Recorded information =
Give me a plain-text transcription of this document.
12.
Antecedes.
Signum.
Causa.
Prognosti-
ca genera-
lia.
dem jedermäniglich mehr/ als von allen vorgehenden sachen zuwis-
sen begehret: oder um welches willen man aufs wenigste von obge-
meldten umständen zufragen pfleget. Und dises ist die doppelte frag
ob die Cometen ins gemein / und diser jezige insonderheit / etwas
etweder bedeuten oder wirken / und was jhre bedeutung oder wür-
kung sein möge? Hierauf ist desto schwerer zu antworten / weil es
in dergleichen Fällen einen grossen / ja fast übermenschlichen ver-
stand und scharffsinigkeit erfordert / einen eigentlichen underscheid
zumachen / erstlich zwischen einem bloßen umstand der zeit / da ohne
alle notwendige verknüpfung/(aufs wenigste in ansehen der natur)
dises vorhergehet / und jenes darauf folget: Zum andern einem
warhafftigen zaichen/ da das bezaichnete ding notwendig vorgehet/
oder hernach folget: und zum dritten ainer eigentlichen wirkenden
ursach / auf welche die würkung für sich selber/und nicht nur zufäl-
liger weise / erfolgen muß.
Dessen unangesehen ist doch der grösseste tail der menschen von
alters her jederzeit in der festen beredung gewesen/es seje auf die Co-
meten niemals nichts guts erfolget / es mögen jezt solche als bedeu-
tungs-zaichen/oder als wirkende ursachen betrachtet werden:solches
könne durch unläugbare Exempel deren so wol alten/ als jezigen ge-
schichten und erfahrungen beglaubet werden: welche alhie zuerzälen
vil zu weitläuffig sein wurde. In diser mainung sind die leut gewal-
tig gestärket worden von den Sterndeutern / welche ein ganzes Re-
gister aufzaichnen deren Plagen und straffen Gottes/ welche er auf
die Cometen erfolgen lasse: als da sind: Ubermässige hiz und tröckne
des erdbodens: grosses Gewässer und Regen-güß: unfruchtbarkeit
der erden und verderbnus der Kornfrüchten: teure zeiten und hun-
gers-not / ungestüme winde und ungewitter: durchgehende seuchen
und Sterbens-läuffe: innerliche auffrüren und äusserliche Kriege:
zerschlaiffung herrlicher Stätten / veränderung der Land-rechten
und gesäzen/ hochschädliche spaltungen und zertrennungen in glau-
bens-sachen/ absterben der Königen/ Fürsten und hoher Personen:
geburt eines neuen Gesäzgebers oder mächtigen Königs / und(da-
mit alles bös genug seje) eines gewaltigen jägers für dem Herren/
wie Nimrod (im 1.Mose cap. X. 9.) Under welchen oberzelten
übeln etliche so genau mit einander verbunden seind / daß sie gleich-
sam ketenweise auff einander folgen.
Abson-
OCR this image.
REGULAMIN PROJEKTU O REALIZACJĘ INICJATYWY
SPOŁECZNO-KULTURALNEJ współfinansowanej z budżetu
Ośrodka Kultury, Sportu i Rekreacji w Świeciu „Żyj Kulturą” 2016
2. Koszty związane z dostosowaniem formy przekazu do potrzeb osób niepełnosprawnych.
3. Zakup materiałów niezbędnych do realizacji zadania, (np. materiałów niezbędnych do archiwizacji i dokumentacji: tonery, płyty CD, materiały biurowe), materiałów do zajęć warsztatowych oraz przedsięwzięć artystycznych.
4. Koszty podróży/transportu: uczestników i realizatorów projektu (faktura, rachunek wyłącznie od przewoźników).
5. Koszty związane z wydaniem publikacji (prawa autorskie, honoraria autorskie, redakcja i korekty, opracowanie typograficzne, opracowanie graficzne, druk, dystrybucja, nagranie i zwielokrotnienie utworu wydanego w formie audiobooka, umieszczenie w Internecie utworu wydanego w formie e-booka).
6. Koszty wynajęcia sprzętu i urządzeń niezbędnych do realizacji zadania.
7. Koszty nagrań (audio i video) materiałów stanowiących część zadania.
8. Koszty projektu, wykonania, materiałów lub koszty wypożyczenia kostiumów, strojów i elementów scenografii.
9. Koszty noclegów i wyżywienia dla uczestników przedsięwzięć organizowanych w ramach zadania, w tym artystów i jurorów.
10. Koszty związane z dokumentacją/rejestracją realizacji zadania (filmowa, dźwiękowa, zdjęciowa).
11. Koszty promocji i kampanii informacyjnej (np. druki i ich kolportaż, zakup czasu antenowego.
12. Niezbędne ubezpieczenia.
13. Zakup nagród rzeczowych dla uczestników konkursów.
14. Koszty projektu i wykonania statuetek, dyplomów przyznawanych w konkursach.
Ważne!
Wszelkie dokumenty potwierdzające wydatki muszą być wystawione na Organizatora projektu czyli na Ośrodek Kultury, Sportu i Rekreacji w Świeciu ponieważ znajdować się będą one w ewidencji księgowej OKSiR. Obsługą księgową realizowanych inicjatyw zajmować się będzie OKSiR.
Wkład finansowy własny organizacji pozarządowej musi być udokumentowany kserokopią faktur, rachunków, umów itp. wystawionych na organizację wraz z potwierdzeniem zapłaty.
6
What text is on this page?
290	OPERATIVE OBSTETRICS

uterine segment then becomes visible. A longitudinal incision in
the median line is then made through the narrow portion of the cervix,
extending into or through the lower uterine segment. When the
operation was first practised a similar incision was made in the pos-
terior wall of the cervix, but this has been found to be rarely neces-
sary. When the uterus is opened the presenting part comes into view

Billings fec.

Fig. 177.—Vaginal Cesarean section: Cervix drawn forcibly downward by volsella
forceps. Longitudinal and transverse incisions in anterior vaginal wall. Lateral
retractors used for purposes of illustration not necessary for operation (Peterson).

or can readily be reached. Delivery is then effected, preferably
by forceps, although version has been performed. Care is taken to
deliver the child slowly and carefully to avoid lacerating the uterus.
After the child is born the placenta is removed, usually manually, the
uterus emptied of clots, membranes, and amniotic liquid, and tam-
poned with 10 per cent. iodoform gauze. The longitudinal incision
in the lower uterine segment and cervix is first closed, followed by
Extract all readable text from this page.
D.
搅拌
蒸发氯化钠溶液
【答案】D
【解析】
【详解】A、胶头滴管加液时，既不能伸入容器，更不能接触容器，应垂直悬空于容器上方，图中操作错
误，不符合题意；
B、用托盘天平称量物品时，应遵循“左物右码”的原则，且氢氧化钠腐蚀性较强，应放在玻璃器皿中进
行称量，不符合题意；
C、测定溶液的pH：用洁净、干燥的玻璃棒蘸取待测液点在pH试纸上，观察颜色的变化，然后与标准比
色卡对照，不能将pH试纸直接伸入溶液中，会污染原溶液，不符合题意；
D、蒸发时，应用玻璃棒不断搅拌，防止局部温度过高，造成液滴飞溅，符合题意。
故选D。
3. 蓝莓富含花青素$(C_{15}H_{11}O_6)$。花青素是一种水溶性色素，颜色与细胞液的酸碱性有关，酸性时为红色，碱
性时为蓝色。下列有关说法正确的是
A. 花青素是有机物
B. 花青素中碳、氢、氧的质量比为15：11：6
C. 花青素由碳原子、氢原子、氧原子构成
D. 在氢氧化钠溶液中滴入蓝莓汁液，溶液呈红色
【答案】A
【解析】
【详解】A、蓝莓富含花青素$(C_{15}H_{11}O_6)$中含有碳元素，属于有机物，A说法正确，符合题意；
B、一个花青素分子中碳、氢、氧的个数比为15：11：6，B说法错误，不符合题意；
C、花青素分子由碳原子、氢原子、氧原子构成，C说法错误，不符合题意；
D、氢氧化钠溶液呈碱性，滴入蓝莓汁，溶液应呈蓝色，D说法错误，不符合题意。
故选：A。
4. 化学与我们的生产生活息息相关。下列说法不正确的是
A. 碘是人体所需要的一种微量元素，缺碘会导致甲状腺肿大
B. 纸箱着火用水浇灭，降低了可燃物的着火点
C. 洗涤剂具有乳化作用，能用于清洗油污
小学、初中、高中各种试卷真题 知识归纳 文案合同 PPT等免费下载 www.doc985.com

Stated exercise =
Return the entries above exactly as they appear.

Result of the task =
Give me a plain-text transcription of this document.
12.
Antecedes.
Signum.
Causa.
Prognosti-
ca genera-
lia.
dem jedermäniglich mehr/ als von allen vorgehenden sachen zuwis-
sen begehret: oder um welches willen man aufs wenigste von obge-
meldten umständen zufragen pfleget. Und dises ist die doppelte frag
ob die Cometen ins gemein / und diser jezige insonderheit / etwas
etweder bedeuten oder wirken / und was jhre bedeutung oder wür-
kung sein möge? Hierauf ist desto schwerer zu antworten / weil es
in dergleichen Fällen einen grossen / ja fast übermenschlichen ver-
stand und scharffsinigkeit erfordert / einen eigentlichen underscheid
zumachen / erstlich zwischen einem bloßen umstand der zeit / da ohne
alle notwendige verknüpfung/(aufs wenigste in ansehen der natur)
dises vorhergehet / und jenes darauf folget: Zum andern einem
warhafftigen zaichen/ da das bezaichnete ding notwendig vorgehet/
oder hernach folget: und zum dritten ainer eigentlichen wirkenden
ursach / auf welche die würkung für sich selber/und nicht nur zufäl-
liger weise / erfolgen muß.
Dessen unangesehen ist doch der grösseste tail der menschen von
alters her jederzeit in der festen beredung gewesen/es seje auf die Co-
meten niemals nichts guts erfolget / es mögen jezt solche als bedeu-
tungs-zaichen/oder als wirkende ursachen betrachtet werden:solches
könne durch unläugbare Exempel deren so wol alten/ als jezigen ge-
schichten und erfahrungen beglaubet werden: welche alhie zuerzälen
vil zu weitläuffig sein wurde. In diser mainung sind die leut gewal-
tig gestärket worden von den Sterndeutern / welche ein ganzes Re-
gister aufzaichnen deren Plagen und straffen Gottes/ welche er auf
die Cometen erfolgen lasse: als da sind: Ubermässige hiz und tröckne
des erdbodens: grosses Gewässer und Regen-güß: unfruchtbarkeit
der erden und verderbnus der Kornfrüchten: teure zeiten und hun-
gers-not / ungestüme winde und ungewitter: durchgehende seuchen
und Sterbens-läuffe: innerliche auffrüren und äusserliche Kriege:
zerschlaiffung herrlicher Stätten / veränderung der Land-rechten
und gesäzen/ hochschädliche spaltungen und zertrennungen in glau-
bens-sachen/ absterben der Königen/ Fürsten und hoher Personen:
geburt eines neuen Gesäzgebers oder mächtigen Königs / und(da-
mit alles bös genug seje) eines gewaltigen jägers für dem Herren/
wie Nimrod (im 1.Mose cap. X. 9.) Under welchen oberzelten
übeln etliche so genau mit einander verbunden seind / daß sie gleich-
sam ketenweise auff einander folgen.
Abson-
OCR this image.
REGULAMIN PROJEKTU O REALIZACJĘ INICJATYWY
SPOŁECZNO-KULTURALNEJ współfinansowanej z budżetu
Ośrodka Kultury, Sportu i Rekreacji w Świeciu „Żyj Kulturą” 2016
2. Koszty związane z dostosowaniem formy przekazu do potrzeb osób niepełnosprawnych.
3. Zakup materiałów niezbędnych do realizacji zadania, (np. materiałów niezbędnych do archiwizacji i dokumentacji: tonery, płyty CD, materiały biurowe), materiałów do zajęć warsztatowych oraz przedsięwzięć artystycznych.
4. Koszty podróży/transportu: uczestników i realizatorów projektu (faktura, rachunek wyłącznie od przewoźników).
5. Koszty związane z wydaniem publikacji (prawa autorskie, honoraria autorskie, redakcja i korekty, opracowanie typograficzne, opracowanie graficzne, druk, dystrybucja, nagranie i zwielokrotnienie utworu wydanego w formie audiobooka, umieszczenie w Internecie utworu wydanego w formie e-booka).
6. Koszty wynajęcia sprzętu i urządzeń niezbędnych do realizacji zadania.
7. Koszty nagrań (audio i video) materiałów stanowiących część zadania.
8. Koszty projektu, wykonania, materiałów lub koszty wypożyczenia kostiumów, strojów i elementów scenografii.
9. Koszty noclegów i wyżywienia dla uczestników przedsięwzięć organizowanych w ramach zadania, w tym artystów i jurorów.
10. Koszty związane z dokumentacją/rejestracją realizacji zadania (filmowa, dźwiękowa, zdjęciowa).
11. Koszty promocji i kampanii informacyjnej (np. druki i ich kolportaż, zakup czasu antenowego.
12. Niezbędne ubezpieczenia.
13. Zakup nagród rzeczowych dla uczestników konkursów.
14. Koszty projektu i wykonania statuetek, dyplomów przyznawanych w konkursach.
Ważne!
Wszelkie dokumenty potwierdzające wydatki muszą być wystawione na Organizatora projektu czyli na Ośrodek Kultury, Sportu i Rekreacji w Świeciu ponieważ znajdować się będą one w ewidencji księgowej OKSiR. Obsługą księgową realizowanych inicjatyw zajmować się będzie OKSiR.
Wkład finansowy własny organizacji pozarządowej musi być udokumentowany kserokopią faktur, rachunków, umów itp. wystawionych na organizację wraz z potwierdzeniem zapłaty.
6
What text is on this page?
290	OPERATIVE OBSTETRICS

uterine segment then becomes visible. A longitudinal incision in
the median line is then made through the narrow portion of the cervix,
extending into or through the lower uterine segment. When the
operation was first practised a similar incision was made in the pos-
terior wall of the cervix, but this has been found to be rarely neces-
sary. When the uterus is opened the presenting part comes into view

Billings fec.

Fig. 177.—Vaginal Cesarean section: Cervix drawn forcibly downward by volsella
forceps. Longitudinal and transverse incisions in anterior vaginal wall. Lateral
retractors used for purposes of illustration not necessary for operation (Peterson).

or can readily be reached. Delivery is then effected, preferably
by forceps, although version has been performed. Care is taken to
deliver the child slowly and carefully to avoid lacerating the uterus.
After the child is born the placenta is removed, usually manually, the
uterus emptied of clots, membranes, and amniotic liquid, and tam-
poned with 10 per cent. iodoform gauze. The longitudinal incision
in the lower uterine segment and cervix is first closed, followed by
Extract all readable text from this page.
D.
搅拌
蒸发氯化钠溶液
【答案】D
【解析】
【详解】A、胶头滴管加液时，既不能伸入容器，更不能接触容器，应垂直悬空于容器上方，图中操作错
误，不符合题意；
B、用托盘天平称量物品时，应遵循“左物右码”的原则，且氢氧化钠腐蚀性较强，应放在玻璃器皿中进
行称量，不符合题意；
C、测定溶液的pH：用洁净、干燥的玻璃棒蘸取待测液点在pH试纸上，观察颜色的变化，然后与标准比
色卡对照，不能将pH试纸直接伸入溶液中，会污染原溶液，不符合题意；
D、蒸发时，应用玻璃棒不断搅拌，防止局部温度过高，造成液滴飞溅，符合题意。
故选D。
3. 蓝莓富含花青素$(C_{15}H_{11}O_6)$。花青素是一种水溶性色素，颜色与细胞液的酸碱性有关，酸性时为红色，碱
性时为蓝色。下列有关说法正确的是
A. 花青素是有机物
B. 花青素中碳、氢、氧的质量比为15：11：6
C. 花青素由碳原子、氢原子、氧原子构成
D. 在氢氧化钠溶液中滴入蓝莓汁液，溶液呈红色
【答案】A
【解析】
【详解】A、蓝莓富含花青素$(C_{15}H_{11}O_6)$中含有碳元素，属于有机物，A说法正确，符合题意；
B、一个花青素分子中碳、氢、氧的个数比为15：11：6，B说法错误，不符合题意；
C、花青素分子由碳原子、氢原子、氧原子构成，C说法错误，不符合题意；
D、氢氧化钠溶液呈碱性，滴入蓝莓汁，溶液应呈蓝色，D说法错误，不符合题意。
故选：A。
4. 化学与我们的生产生活息息相关。下列说法不正确的是
A. 碘是人体所需要的一种微量元素，缺碘会导致甲状腺肿大
B. 纸箱着火用水浇灭，降低了可燃物的着火点
C. 洗涤剂具有乳化作用，能用于清洗油污
小学、初中、高中各种试卷真题 知识归纳 文案合同 PPT等免费下载 www.doc985.com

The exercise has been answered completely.